[[ Excerpt to read open ]]
However it was not long before British Caledonian realised that its own high quality scheduled product and image was being somewhat tarnished by the more utility charter product in addition to the general public not being able to differentiate between the two companies, even the charter cabin crew all wore identical tartan uniforms to those of the parent company. It was therefore decided to make slight changes to the charter company and livery by introducing 'BCA Charter' decals to the aircraft and outlining the golden St Andrews lion rampant tail logo with a white shield. This lasted only a short time when a radical step was taken between the Rank Organisation and BCAL to completely rename the charter arm as Cal Air International. This saw the introduction of a striking bold livery never seen in the UK at the time.
[[ Excerpt to read closed ]]
[[ Records shown open ]]
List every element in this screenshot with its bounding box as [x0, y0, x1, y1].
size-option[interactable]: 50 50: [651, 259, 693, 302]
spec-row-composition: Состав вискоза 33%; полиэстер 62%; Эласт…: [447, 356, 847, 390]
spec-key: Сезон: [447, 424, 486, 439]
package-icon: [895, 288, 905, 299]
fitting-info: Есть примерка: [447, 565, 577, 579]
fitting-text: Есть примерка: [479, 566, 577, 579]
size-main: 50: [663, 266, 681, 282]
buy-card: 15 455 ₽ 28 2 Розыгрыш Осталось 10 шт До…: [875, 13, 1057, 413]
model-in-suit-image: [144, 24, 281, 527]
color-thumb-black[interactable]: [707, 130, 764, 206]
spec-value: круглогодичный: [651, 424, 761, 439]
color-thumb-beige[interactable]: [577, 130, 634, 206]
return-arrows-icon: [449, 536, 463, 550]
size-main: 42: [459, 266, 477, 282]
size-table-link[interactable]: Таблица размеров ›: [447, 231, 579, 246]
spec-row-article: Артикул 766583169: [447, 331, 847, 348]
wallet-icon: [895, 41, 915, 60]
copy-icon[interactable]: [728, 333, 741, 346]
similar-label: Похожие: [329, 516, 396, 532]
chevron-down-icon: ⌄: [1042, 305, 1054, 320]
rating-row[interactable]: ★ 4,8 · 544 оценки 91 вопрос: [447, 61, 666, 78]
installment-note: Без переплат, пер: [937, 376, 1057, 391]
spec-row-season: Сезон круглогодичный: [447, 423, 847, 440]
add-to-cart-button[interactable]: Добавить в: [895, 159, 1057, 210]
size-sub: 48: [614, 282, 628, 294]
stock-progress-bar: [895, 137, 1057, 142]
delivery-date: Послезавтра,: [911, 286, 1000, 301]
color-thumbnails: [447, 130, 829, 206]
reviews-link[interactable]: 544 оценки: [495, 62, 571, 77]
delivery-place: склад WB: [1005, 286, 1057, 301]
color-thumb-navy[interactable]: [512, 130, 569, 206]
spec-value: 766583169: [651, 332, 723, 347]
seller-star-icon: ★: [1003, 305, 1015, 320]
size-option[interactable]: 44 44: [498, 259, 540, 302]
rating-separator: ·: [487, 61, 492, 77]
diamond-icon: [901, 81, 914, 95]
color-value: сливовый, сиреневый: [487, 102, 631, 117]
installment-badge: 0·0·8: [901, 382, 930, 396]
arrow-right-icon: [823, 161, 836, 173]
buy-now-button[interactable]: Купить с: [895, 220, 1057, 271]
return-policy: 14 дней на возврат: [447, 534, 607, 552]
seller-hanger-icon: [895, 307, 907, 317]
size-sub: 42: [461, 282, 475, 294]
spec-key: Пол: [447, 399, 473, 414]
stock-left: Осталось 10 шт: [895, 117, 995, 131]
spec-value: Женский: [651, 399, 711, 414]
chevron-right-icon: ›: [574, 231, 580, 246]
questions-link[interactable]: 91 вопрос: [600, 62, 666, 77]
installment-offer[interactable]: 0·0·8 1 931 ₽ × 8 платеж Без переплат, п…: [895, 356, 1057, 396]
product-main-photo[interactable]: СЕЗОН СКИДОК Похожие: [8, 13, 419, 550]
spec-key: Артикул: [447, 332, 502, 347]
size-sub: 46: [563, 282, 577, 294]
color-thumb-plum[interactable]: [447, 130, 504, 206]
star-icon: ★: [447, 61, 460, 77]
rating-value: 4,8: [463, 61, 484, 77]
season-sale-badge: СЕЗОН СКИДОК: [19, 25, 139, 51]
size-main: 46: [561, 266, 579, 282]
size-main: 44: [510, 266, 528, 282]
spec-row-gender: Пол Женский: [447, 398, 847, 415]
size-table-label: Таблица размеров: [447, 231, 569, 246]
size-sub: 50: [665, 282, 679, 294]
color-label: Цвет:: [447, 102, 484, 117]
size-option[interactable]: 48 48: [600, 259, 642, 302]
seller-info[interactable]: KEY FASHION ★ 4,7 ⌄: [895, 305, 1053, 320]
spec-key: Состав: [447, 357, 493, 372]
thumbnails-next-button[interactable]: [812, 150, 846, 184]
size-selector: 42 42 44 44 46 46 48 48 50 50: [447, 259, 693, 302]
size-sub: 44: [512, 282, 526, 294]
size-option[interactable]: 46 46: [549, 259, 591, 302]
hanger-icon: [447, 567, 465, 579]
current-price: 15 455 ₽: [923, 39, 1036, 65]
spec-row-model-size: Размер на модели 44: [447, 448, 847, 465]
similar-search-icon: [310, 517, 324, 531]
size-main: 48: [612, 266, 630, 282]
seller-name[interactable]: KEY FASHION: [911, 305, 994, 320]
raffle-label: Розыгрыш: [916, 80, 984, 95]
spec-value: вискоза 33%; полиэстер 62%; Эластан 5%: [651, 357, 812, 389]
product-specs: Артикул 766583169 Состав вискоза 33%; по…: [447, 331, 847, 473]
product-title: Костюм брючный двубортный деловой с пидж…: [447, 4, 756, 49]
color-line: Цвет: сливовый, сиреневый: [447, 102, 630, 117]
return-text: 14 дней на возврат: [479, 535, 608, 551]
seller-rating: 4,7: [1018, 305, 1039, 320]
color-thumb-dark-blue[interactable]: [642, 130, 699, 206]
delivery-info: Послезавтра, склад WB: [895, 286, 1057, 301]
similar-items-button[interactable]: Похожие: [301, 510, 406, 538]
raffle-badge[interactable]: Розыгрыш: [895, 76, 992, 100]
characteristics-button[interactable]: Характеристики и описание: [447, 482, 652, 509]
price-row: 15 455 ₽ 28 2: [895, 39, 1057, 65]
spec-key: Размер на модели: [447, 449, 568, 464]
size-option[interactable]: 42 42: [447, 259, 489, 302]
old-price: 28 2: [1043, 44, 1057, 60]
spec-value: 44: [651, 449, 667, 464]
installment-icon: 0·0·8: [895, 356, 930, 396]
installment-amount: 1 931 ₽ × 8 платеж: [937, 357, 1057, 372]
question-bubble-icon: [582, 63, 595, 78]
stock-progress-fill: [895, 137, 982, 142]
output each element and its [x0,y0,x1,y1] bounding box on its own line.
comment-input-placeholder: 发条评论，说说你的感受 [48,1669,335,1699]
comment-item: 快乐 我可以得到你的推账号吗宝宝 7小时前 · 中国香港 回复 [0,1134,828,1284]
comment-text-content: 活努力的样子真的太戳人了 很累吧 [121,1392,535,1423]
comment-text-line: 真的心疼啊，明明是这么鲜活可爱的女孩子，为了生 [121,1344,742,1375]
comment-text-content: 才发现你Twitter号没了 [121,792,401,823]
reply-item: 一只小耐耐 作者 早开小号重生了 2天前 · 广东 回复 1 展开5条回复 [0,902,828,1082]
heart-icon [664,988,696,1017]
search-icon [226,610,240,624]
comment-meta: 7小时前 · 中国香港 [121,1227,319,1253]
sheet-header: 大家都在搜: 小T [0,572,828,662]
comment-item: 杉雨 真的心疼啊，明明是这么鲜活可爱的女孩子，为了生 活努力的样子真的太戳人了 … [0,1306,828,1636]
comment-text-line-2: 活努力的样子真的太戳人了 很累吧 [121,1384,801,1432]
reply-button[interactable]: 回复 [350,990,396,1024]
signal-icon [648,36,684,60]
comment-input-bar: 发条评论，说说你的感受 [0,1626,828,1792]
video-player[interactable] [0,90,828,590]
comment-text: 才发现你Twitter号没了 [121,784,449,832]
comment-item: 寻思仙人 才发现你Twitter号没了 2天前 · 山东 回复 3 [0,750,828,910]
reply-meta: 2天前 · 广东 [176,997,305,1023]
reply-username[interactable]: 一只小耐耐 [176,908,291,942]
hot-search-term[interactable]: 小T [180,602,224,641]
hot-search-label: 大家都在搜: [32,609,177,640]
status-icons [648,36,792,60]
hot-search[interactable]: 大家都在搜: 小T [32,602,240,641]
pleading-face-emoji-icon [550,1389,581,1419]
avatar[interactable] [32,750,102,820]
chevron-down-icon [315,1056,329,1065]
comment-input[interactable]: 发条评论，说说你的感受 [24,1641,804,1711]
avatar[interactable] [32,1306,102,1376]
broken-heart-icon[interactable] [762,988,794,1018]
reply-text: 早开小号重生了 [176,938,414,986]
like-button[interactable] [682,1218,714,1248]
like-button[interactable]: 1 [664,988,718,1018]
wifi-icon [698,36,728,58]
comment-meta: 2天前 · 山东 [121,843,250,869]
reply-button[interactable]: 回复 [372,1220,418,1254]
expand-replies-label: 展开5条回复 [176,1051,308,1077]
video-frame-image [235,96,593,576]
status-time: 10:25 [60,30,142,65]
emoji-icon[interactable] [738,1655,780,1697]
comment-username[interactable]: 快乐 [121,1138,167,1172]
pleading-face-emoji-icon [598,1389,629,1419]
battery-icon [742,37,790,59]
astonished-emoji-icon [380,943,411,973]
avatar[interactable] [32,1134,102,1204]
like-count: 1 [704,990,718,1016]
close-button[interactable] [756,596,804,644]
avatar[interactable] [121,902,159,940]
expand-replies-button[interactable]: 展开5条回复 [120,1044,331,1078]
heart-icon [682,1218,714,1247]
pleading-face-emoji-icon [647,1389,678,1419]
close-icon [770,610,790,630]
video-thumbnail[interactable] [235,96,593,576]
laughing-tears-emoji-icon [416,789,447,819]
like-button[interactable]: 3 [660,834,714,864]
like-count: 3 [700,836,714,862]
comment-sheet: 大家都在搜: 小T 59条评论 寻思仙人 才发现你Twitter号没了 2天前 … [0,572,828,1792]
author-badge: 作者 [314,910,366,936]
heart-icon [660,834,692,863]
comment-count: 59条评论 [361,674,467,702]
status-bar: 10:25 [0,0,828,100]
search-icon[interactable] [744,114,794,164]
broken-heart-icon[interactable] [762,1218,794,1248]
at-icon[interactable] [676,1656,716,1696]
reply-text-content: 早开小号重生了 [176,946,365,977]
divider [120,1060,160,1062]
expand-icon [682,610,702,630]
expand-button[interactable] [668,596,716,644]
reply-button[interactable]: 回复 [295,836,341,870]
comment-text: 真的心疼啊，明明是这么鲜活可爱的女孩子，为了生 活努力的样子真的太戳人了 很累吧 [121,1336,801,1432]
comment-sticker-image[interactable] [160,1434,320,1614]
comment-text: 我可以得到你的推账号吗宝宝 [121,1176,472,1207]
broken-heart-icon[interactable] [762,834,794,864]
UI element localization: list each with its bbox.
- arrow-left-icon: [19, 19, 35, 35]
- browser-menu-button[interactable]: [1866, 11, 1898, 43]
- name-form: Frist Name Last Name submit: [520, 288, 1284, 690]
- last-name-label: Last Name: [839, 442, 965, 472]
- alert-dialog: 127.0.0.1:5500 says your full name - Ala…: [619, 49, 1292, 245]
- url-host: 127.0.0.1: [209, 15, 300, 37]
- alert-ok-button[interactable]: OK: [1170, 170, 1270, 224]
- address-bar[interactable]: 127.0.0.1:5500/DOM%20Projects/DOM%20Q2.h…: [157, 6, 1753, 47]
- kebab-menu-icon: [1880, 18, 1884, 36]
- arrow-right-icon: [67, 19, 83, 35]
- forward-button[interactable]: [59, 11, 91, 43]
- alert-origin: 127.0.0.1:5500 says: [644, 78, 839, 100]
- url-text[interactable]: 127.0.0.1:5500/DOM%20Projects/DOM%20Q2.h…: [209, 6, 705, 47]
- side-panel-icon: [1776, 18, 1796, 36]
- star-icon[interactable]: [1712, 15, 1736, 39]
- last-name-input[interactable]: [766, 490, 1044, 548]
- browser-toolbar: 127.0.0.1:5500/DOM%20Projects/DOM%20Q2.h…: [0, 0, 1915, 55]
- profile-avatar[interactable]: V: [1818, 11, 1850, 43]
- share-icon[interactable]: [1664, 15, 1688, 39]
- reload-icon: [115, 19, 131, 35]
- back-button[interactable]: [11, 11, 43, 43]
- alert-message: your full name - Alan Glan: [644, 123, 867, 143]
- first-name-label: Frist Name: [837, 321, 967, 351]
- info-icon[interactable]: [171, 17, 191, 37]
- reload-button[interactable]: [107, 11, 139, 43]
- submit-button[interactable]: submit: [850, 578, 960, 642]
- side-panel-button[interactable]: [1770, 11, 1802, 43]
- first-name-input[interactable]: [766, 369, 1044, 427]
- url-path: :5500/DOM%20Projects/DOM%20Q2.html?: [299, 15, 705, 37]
[[ Records shown closed ]]
■ Brief 1:
In the passage about British Caledonian's charter arm, what new name was the charter arm given?
■ Brief 2:
Condense the paragraph of the British Caledonian charter passage that begins "However it was not long before" into a short bulleted list that keeps its main facts.
■ Brief 3:
Carry on the passage about British Caledonian's charter arm from the point where it stops.

■ Exercise answer 1:
It was renamed Cal Air International.

■ Exercise answer 2:
- British Caledonian soon saw that the more utility charter product was tarnishing its high-quality scheduled product and image.
- The public could not tell the two companies apart, and the charter cabin crew wore the same tartan uniforms as the parent company's crew.
- The first change was slight: 'BCA Charter' decals were added to the aircraft, and the golden St Andrews lion rampant tail logo was outlined with a white shield.
- This lasted only a short time. The Rank Organisation and BCAL then renamed the charter arm Cal Air International.
- The renaming brought a striking, bold livery never before seen in the UK.

■ Exercise answer 3:
Cal Air's DC-10s were mainly used on UK charter flights to the usual popular Mediterranean resorts, North Africa and the Canary Islands. Long haul destinations included Orlando & Tampa (Florida), Los Angeles (USA), Caribbean, Toronto & Vancouver (Canada), and Gambia and Kenya in Africa. A third ex Laker Airways DC-10-10 was acquired in 1986 and re-registered G-GCAL. Occasional ad hoc charter work was also undertaken which saw the companies DC-10s flying to destinations all over the world.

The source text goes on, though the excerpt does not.